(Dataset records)
-- BEGIN --

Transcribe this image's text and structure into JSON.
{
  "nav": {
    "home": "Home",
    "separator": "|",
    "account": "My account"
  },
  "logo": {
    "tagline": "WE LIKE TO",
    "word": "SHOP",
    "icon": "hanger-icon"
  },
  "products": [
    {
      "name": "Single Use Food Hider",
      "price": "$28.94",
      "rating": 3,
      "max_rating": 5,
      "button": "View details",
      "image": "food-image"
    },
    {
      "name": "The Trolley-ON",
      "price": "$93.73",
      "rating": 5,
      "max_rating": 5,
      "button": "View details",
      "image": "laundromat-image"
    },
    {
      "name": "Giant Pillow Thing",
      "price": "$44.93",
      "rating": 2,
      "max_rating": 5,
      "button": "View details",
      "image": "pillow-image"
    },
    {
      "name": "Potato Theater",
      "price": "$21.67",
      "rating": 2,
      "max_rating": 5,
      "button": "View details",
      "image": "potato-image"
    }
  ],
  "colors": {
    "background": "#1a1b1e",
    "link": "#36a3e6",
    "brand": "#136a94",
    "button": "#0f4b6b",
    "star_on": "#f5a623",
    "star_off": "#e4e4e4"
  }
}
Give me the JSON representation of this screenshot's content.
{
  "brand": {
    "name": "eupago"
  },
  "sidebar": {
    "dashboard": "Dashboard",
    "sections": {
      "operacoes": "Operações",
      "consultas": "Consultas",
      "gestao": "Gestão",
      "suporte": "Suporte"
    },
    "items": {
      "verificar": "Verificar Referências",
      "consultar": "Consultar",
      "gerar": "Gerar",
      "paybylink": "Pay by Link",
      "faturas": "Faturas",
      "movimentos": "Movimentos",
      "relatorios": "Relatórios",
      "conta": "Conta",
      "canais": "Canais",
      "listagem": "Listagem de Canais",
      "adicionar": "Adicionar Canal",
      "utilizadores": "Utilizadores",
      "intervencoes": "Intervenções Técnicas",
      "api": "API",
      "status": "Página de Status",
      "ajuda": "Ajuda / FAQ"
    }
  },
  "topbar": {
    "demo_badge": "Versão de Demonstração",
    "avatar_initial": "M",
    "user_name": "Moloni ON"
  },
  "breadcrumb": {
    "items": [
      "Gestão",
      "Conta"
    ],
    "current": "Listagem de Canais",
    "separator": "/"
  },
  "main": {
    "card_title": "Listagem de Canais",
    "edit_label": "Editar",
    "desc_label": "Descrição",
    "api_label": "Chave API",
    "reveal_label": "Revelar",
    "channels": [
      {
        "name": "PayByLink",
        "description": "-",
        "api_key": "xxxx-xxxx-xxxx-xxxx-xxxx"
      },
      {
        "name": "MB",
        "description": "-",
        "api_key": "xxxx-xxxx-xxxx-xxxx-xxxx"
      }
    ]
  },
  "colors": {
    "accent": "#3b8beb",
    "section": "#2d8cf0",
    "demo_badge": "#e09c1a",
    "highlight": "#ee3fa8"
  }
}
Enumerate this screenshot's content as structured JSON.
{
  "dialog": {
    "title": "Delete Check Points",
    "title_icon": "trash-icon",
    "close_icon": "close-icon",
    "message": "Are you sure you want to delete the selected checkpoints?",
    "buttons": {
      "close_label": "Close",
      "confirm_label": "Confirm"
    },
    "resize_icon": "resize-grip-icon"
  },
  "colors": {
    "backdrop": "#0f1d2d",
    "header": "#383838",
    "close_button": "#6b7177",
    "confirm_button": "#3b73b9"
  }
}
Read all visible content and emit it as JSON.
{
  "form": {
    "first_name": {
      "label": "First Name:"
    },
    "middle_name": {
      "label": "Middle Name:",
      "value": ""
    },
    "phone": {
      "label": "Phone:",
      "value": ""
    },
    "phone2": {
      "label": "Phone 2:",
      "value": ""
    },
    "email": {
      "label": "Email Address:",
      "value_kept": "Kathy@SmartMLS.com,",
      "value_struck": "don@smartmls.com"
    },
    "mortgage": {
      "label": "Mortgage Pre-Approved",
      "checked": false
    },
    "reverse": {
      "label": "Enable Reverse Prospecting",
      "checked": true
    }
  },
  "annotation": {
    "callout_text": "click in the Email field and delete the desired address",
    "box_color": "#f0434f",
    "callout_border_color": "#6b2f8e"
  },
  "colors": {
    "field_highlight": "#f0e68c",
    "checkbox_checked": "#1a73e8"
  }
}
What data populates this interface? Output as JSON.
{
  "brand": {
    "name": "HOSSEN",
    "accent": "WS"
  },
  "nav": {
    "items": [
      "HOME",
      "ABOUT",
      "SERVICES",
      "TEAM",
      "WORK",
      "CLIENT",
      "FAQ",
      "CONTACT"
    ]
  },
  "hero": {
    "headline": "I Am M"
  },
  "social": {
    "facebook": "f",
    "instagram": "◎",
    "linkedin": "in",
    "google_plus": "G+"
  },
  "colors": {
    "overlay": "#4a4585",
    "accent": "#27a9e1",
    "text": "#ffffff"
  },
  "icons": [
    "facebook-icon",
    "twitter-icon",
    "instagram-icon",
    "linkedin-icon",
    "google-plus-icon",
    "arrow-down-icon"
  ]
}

-- END --

What is asked = Return every record above exactly as it appears.

Task answer =
Transcribe this image's text and structure into JSON.
{
  "nav": {
    "home": "Home",
    "separator": "|",
    "account": "My account"
  },
  "logo": {
    "tagline": "WE LIKE TO",
    "word": "SHOP",
    "icon": "hanger-icon"
  },
  "products": [
    {
      "name": "Single Use Food Hider",
      "price": "$28.94",
      "rating": 3,
      "max_rating": 5,
      "button": "View details",
      "image": "food-image"
    },
    {
      "name": "The Trolley-ON",
      "price": "$93.73",
      "rating": 5,
      "max_rating": 5,
      "button": "View details",
      "image": "laundromat-image"
    },
    {
      "name": "Giant Pillow Thing",
      "price": "$44.93",
      "rating": 2,
      "max_rating": 5,
      "button": "View details",
      "image": "pillow-image"
    },
    {
      "name": "Potato Theater",
      "price": "$21.67",
      "rating": 2,
      "max_rating": 5,
      "button": "View details",
      "image": "potato-image"
    }
  ],
  "colors": {
    "background": "#1a1b1e",
    "link": "#36a3e6",
    "brand": "#136a94",
    "button": "#0f4b6b",
    "star_on": "#f5a623",
    "star_off": "#e4e4e4"
  }
}
Give me the JSON representation of this screenshot's content.
{
  "brand": {
    "name": "eupago"
  },
  "sidebar": {
    "dashboard": "Dashboard",
    "sections": {
      "operacoes": "Operações",
      "consultas": "Consultas",
      "gestao": "Gestão",
      "suporte": "Suporte"
    },
    "items": {
      "verificar": "Verificar Referências",
      "consultar": "Consultar",
      "gerar": "Gerar",
      "paybylink": "Pay by Link",
      "faturas": "Faturas",
      "movimentos": "Movimentos",
      "relatorios": "Relatórios",
      "conta": "Conta",
      "canais": "Canais",
      "listagem": "Listagem de Canais",
      "adicionar": "Adicionar Canal",
      "utilizadores": "Utilizadores",
      "intervencoes": "Intervenções Técnicas",
      "api": "API",
      "status": "Página de Status",
      "ajuda": "Ajuda / FAQ"
    }
  },
  "topbar": {
    "demo_badge": "Versão de Demonstração",
    "avatar_initial": "M",
    "user_name": "Moloni ON"
  },
  "breadcrumb": {
    "items": [
      "Gestão",
      "Conta"
    ],
    "current": "Listagem de Canais",
    "separator": "/"
  },
  "main": {
    "card_title": "Listagem de Canais",
    "edit_label": "Editar",
    "desc_label": "Descrição",
    "api_label": "Chave API",
    "reveal_label": "Revelar",
    "channels": [
      {
        "name": "PayByLink",
        "description": "-",
        "api_key": "xxxx-xxxx-xxxx-xxxx-xxxx"
      },
      {
        "name": "MB",
        "description": "-",
        "api_key": "xxxx-xxxx-xxxx-xxxx-xxxx"
      }
    ]
  },
  "colors": {
    "accent": "#3b8beb",
    "section": "#2d8cf0",
    "demo_badge": "#e09c1a",
    "highlight": "#ee3fa8"
  }
}
Enumerate this screenshot's content as structured JSON.
{
  "dialog": {
    "title": "Delete Check Points",
    "title_icon": "trash-icon",
    "close_icon": "close-icon",
    "message": "Are you sure you want to delete the selected checkpoints?",
    "buttons": {
      "close_label": "Close",
      "confirm_label": "Confirm"
    },
    "resize_icon": "resize-grip-icon"
  },
  "colors": {
    "backdrop": "#0f1d2d",
    "header": "#383838",
    "close_button": "#6b7177",
    "confirm_button": "#3b73b9"
  }
}
Read all visible content and emit it as JSON.
{
  "form": {
    "first_name": {
      "label": "First Name:"
    },
    "middle_name": {
      "label": "Middle Name:",
      "value": ""
    },
    "phone": {
      "label": "Phone:",
      "value": ""
    },
    "phone2": {
      "label": "Phone 2:",
      "value": ""
    },
    "email": {
      "label": "Email Address:",
      "value_kept": "Kathy@SmartMLS.com,",
      "value_struck": "don@smartmls.com"
    },
    "mortgage": {
      "label": "Mortgage Pre-Approved",
      "checked": false
    },
    "reverse": {
      "label": "Enable Reverse Prospecting",
      "checked": true
    }
  },
  "annotation": {
    "callout_text": "click in the Email field and delete the desired address",
    "box_color": "#f0434f",
    "callout_border_color": "#6b2f8e"
  },
  "colors": {
    "field_highlight": "#f0e68c",
    "checkbox_checked": "#1a73e8"
  }
}
What data populates this interface? Output as JSON.
{
  "brand": {
    "name": "HOSSEN",
    "accent": "WS"
  },
  "nav": {
    "items": [
      "HOME",
      "ABOUT",
      "SERVICES",
      "TEAM",
      "WORK",
      "CLIENT",
      "FAQ",
      "CONTACT"
    ]
  },
  "hero": {
    "headline": "I Am M"
  },
  "social": {
    "facebook": "f",
    "instagram": "◎",
    "linkedin": "in",
    "google_plus": "G+"
  },
  "colors": {
    "overlay": "#4a4585",
    "accent": "#27a9e1",
    "text": "#ffffff"
  },
  "icons": [
    "facebook-icon",
    "twitter-icon",
    "instagram-icon",
    "linkedin-icon",
    "google-plus-icon",
    "arrow-down-icon"
  ]
}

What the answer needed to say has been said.